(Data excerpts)

——————————

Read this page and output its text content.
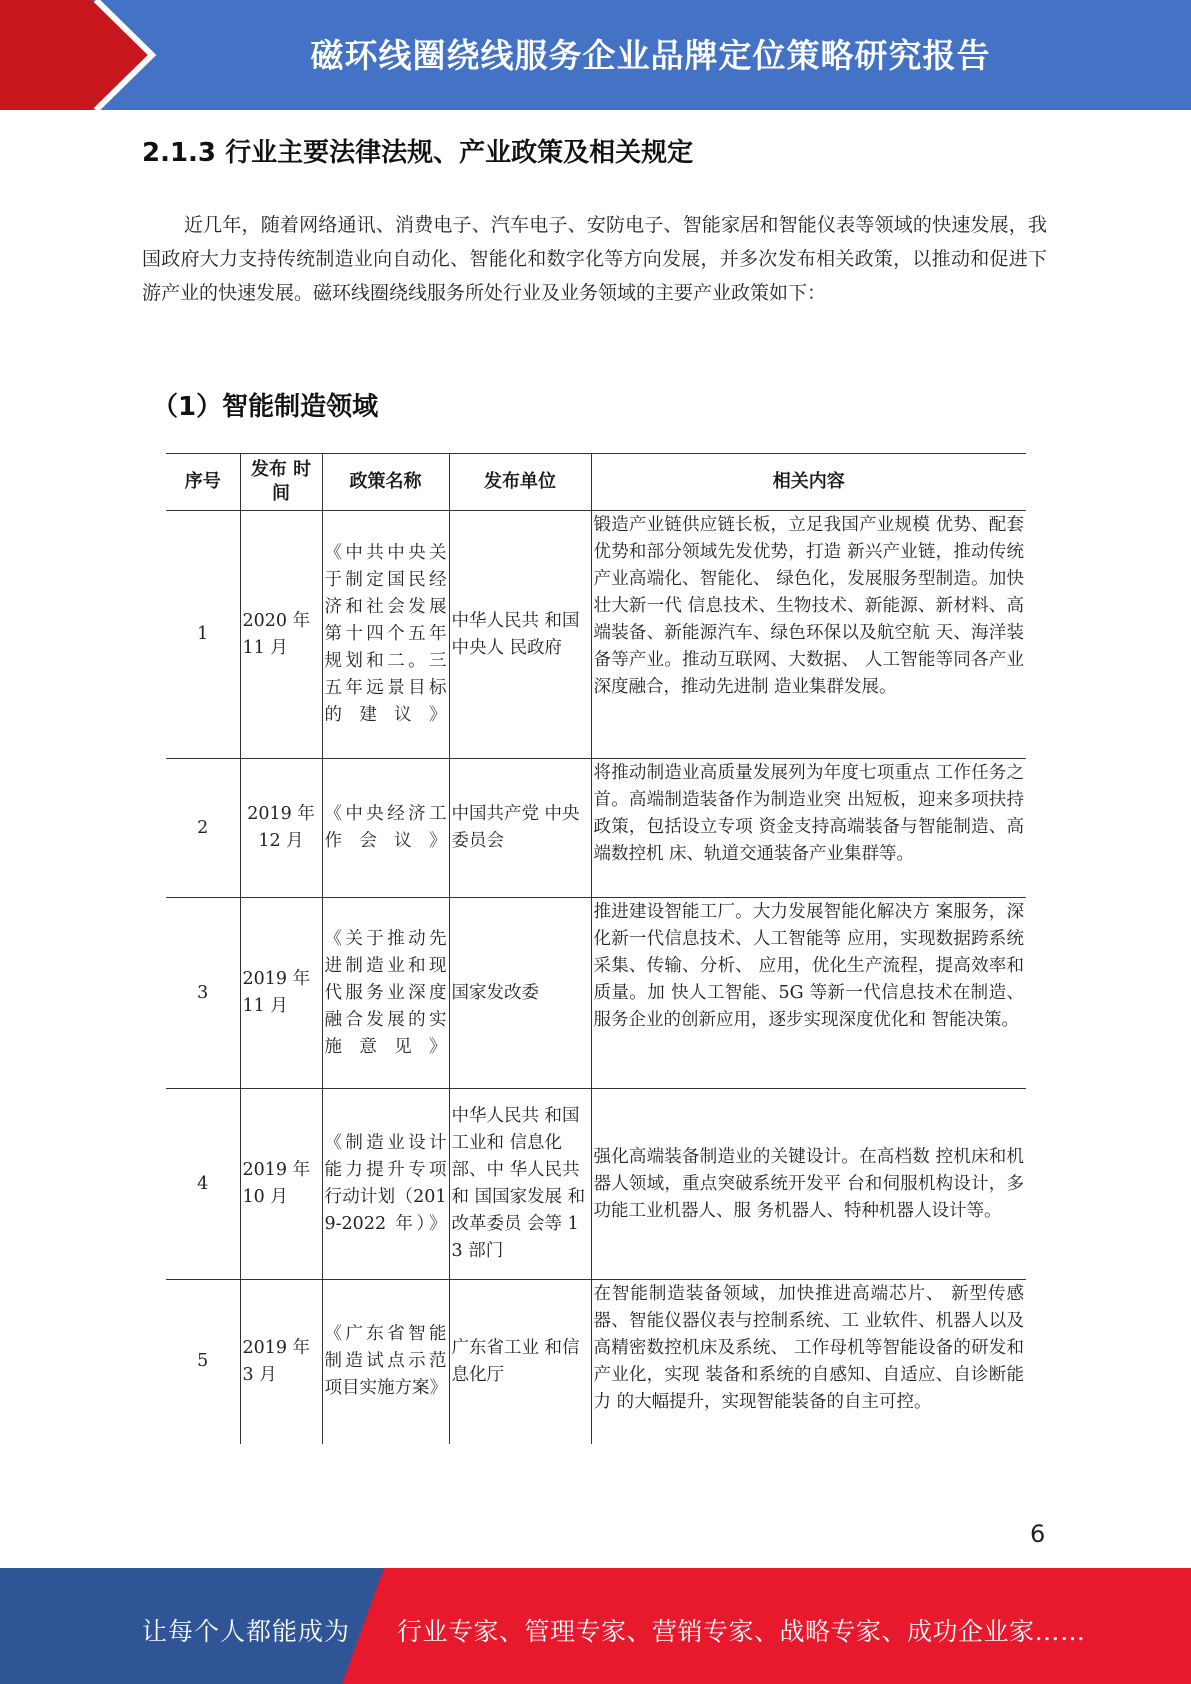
磁环线圈绕线服务企业品牌定位策略研究报告
2.1.3 行业主要法律法规、产业政策及相关规定
近几年，随着网络通讯、消费电子、汽车电子、安防电子、智能家居和智能仪表等领域的快速发展，我国政府大力支持传统制造业向自动化、智能化和数字化等方向发展，并多次发布相关政策，以推动和促进下游产业的快速发展。磁环线圈绕线服务所处行业及业务领域的主要产业政策如下：
（1）智能制造领域
序号	发布 时间	政策名称	发布单位	相关内容
1	2020 年 11 月	《中共中央关于制定国民经济和社会发展第十四个五年规划和二。三五年远景目标的建议》	中华人民共 和国中央人 民政府	锻造产业链供应链长板，立足我国产业规模 优势、配套优势和部分领域先发优势，打造 新兴产业链，推动传统产业高端化、智能化、 绿色化，发展服务型制造。加快壮大新一代 信息技术、生物技术、新能源、新材料、高 端装备、新能源汽车、绿色环保以及航空航 天、海洋装备等产业。推动互联网、大数据、 人工智能等同各产业深度融合，推动先进制 造业集群发展。
2	2019 年 12 月	《中央经济工作会议》	中国共产党 中央委员会	将推动制造业高质量发展列为年度七项重点 工作任务之首。高端制造装备作为制造业突 出短板，迎来多项扶持政策，包括设立专项 资金支持高端装备与智能制造、高端数控机 床、轨道交通装备产业集群等。
3	2019 年 11 月	《关于推动先进制造业和现代服务业深度融合发展的实施意见》	国家发改委	推进建设智能工厂。大力发展智能化解决方 案服务，深化新一代信息技术、人工智能等 应用，实现数据跨系统采集、传输、分析、 应用，优化生产流程，提高效率和质量。加 快人工智能、5G 等新一代信息技术在制造、 服务企业的创新应用，逐步实现深度优化和 智能决策。
4	2019 年 10 月	《制造业设计能力提升专项行动计划（2019-2022 年）》	中华人民共 和国工业和 信息化部、中 华人民共和 国国家发展 和改革委员 会等 13 部门	强化高端装备制造业的关键设计。在高档数 控机床和机器人领域，重点突破系统开发平 台和伺服机构设计，多功能工业机器人、服 务机器人、特种机器人设计等。
5	2019 年 3 月	《广东省智能制造试点示范项目实施方案》	广东省工业 和信息化厅	在智能制造装备领域，加快推进高端芯片、 新型传感器、智能仪器仪表与控制系统、工 业软件、机器人以及高精密数控机床及系统、 工作母机等智能设备的研发和产业化，实现 装备和系统的自感知、自适应、自诊断能力 的大幅提升，实现智能装备的自主可控。
6
让每个人都能成为 行业专家、管理专家、营销专家、战略专家、成功企业家……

——————————

* What the task requires
Reproduce the whole listing word for word, setting aside any pictures.

* Output for this exercise
Read this page and output its text content.
磁环线圈绕线服务企业品牌定位策略研究报告
2.1.3 行业主要法律法规、产业政策及相关规定
近几年，随着网络通讯、消费电子、汽车电子、安防电子、智能家居和智能仪表等领域的快速发展，我国政府大力支持传统制造业向自动化、智能化和数字化等方向发展，并多次发布相关政策，以推动和促进下游产业的快速发展。磁环线圈绕线服务所处行业及业务领域的主要产业政策如下：
（1）智能制造领域
序号	发布 时间	政策名称	发布单位	相关内容
1	2020 年 11 月	《中共中央关于制定国民经济和社会发展第十四个五年规划和二。三五年远景目标的建议》	中华人民共 和国中央人 民政府	锻造产业链供应链长板，立足我国产业规模 优势、配套优势和部分领域先发优势，打造 新兴产业链，推动传统产业高端化、智能化、 绿色化，发展服务型制造。加快壮大新一代 信息技术、生物技术、新能源、新材料、高 端装备、新能源汽车、绿色环保以及航空航 天、海洋装备等产业。推动互联网、大数据、 人工智能等同各产业深度融合，推动先进制 造业集群发展。
2	2019 年 12 月	《中央经济工作会议》	中国共产党 中央委员会	将推动制造业高质量发展列为年度七项重点 工作任务之首。高端制造装备作为制造业突 出短板，迎来多项扶持政策，包括设立专项 资金支持高端装备与智能制造、高端数控机 床、轨道交通装备产业集群等。
3	2019 年 11 月	《关于推动先进制造业和现代服务业深度融合发展的实施意见》	国家发改委	推进建设智能工厂。大力发展智能化解决方 案服务，深化新一代信息技术、人工智能等 应用，实现数据跨系统采集、传输、分析、 应用，优化生产流程，提高效率和质量。加 快人工智能、5G 等新一代信息技术在制造、 服务企业的创新应用，逐步实现深度优化和 智能决策。
4	2019 年 10 月	《制造业设计能力提升专项行动计划（2019-2022 年）》	中华人民共 和国工业和 信息化部、中 华人民共和 国国家发展 和改革委员 会等 13 部门	强化高端装备制造业的关键设计。在高档数 控机床和机器人领域，重点突破系统开发平 台和伺服机构设计，多功能工业机器人、服 务机器人、特种机器人设计等。
5	2019 年 3 月	《广东省智能制造试点示范项目实施方案》	广东省工业 和信息化厅	在智能制造装备领域，加快推进高端芯片、 新型传感器、智能仪器仪表与控制系统、工 业软件、机器人以及高精密数控机床及系统、 工作母机等智能设备的研发和产业化，实现 装备和系统的自感知、自适应、自诊断能力 的大幅提升，实现智能装备的自主可控。
6
让每个人都能成为 行业专家、管理专家、营销专家、战略专家、成功企业家……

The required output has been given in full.